▸ Aim
Check each line below for the word "title" and give the number of lines that have it, nothing more.

▸ Input records
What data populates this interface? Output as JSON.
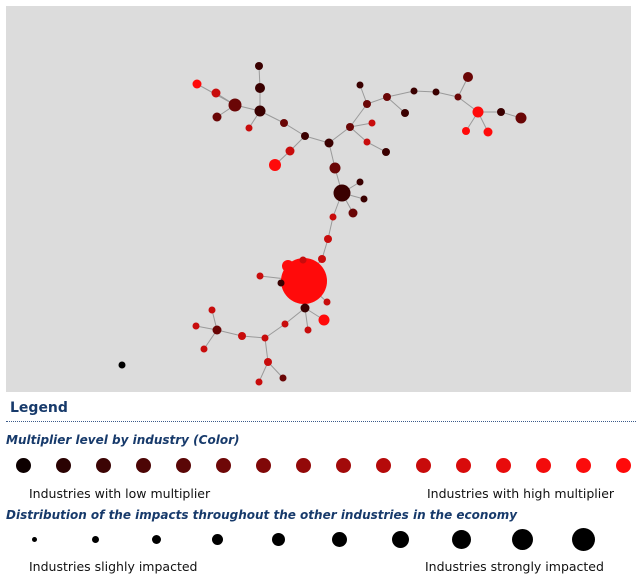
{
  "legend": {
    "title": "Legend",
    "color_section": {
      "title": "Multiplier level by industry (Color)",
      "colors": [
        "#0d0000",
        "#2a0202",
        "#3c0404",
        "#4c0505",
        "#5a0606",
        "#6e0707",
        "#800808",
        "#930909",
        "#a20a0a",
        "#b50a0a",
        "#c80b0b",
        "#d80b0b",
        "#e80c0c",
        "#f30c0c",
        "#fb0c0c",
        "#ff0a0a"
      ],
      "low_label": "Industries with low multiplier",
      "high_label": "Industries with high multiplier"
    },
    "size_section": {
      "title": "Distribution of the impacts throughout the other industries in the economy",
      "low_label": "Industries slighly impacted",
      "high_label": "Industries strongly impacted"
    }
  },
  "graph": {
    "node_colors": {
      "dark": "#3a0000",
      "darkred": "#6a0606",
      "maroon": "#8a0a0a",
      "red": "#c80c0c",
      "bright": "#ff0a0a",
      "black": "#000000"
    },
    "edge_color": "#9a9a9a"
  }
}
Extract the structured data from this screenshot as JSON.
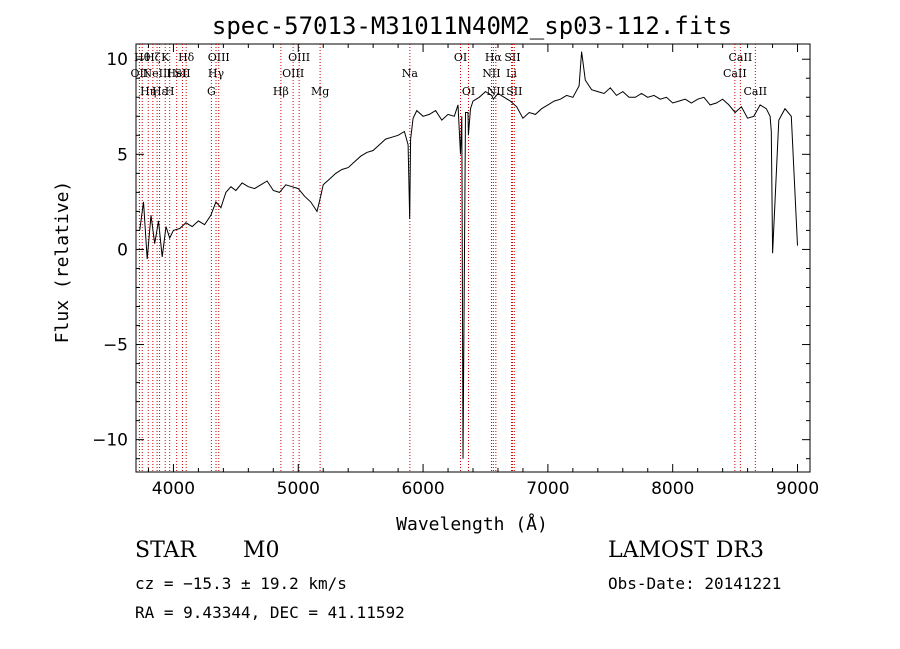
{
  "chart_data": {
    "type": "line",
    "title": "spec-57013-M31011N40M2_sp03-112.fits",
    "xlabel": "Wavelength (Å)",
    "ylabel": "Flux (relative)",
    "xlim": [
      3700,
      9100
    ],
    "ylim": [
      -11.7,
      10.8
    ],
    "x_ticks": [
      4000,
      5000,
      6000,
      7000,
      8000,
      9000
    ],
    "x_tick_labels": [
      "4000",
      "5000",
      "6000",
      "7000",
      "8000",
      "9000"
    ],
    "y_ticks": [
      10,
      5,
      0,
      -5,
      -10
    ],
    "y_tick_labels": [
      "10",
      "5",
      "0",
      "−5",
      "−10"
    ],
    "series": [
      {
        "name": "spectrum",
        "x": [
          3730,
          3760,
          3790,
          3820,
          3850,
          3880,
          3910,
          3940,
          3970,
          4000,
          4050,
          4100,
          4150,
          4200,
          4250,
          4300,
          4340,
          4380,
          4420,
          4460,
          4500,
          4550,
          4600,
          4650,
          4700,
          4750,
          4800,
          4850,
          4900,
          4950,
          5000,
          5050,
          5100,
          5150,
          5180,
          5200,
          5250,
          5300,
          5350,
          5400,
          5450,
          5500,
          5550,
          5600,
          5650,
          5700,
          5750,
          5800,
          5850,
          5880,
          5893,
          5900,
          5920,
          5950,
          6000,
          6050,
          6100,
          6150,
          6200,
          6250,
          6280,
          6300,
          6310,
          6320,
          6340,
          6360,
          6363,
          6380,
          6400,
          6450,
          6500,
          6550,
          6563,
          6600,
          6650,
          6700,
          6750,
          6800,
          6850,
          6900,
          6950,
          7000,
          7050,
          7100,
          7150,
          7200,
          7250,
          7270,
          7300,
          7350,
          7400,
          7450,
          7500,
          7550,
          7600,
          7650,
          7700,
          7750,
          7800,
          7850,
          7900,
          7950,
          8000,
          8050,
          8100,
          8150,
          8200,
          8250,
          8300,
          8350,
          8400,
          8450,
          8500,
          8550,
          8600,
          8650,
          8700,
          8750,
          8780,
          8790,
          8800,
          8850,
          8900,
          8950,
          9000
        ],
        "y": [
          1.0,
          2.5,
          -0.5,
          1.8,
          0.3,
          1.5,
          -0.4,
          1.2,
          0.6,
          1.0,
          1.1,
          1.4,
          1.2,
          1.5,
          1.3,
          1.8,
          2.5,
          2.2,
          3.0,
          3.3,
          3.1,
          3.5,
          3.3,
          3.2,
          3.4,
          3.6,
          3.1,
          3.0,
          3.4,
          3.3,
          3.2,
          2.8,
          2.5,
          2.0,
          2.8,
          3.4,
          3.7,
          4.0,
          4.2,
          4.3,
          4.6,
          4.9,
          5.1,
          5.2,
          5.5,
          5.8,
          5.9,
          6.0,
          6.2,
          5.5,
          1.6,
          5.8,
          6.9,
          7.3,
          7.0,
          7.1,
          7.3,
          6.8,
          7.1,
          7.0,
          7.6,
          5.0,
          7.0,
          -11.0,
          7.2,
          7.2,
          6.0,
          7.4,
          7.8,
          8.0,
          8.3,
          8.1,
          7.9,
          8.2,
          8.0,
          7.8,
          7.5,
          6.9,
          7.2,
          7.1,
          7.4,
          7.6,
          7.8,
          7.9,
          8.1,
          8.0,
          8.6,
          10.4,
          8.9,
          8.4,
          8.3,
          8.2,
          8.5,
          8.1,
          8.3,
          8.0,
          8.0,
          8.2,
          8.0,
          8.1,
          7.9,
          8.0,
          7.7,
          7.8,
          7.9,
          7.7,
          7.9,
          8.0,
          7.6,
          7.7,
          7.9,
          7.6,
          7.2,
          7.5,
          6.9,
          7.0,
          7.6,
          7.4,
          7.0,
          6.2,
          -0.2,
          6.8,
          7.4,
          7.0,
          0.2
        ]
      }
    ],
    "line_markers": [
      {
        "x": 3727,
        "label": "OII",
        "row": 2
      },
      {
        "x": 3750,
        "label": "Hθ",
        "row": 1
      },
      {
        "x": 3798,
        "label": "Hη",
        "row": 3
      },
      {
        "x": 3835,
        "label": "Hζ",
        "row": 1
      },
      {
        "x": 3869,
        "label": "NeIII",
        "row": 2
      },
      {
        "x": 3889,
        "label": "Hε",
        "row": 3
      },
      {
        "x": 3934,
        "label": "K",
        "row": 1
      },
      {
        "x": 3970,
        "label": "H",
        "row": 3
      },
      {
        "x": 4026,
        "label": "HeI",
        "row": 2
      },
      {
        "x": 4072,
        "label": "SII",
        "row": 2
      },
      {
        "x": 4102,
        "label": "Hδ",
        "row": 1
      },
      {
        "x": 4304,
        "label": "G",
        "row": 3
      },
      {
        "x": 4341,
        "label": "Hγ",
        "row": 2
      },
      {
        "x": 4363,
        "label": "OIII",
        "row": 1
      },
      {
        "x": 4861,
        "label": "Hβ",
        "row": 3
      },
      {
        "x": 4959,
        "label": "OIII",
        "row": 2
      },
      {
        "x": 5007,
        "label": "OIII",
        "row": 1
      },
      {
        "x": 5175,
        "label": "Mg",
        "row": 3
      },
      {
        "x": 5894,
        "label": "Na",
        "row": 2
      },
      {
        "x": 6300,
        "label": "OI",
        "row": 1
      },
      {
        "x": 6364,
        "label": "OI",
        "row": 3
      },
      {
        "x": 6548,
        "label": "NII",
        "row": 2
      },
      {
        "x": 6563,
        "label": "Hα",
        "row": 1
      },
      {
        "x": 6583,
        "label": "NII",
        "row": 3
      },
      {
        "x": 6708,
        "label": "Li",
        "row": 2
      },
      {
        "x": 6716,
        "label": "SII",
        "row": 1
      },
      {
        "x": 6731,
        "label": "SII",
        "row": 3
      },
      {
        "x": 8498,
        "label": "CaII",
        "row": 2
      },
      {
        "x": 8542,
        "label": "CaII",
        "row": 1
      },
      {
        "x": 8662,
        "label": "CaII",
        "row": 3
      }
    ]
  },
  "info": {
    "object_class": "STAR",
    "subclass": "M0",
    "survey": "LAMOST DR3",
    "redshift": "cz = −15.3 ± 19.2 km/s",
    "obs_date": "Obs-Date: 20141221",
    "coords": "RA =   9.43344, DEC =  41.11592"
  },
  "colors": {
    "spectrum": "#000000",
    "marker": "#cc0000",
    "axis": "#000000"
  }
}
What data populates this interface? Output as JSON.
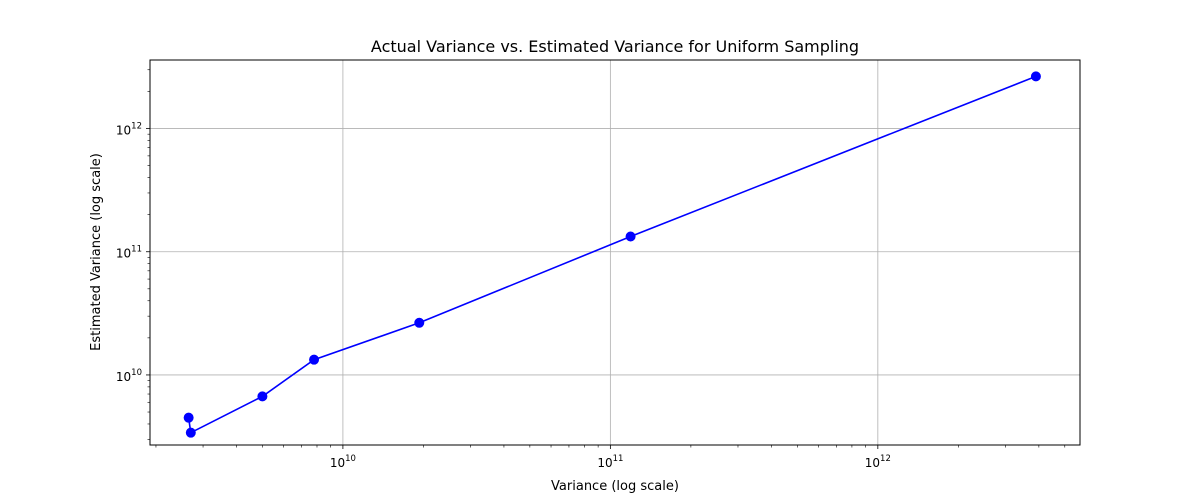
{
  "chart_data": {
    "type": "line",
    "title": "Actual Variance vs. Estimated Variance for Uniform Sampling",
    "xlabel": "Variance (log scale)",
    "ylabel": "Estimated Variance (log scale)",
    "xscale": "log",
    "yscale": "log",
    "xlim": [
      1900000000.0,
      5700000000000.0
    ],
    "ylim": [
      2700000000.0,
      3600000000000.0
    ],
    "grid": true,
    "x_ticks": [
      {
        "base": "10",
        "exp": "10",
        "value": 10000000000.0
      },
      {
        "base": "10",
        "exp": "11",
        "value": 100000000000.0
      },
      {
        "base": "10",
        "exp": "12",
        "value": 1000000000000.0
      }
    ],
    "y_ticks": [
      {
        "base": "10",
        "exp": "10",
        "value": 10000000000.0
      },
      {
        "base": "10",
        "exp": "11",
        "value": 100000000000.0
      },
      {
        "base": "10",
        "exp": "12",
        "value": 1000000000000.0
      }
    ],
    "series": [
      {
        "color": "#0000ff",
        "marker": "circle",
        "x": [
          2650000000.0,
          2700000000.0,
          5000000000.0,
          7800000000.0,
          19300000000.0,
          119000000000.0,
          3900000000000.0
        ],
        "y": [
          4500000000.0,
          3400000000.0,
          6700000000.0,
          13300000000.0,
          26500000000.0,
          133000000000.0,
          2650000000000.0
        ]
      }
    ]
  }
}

▸ Full solution
5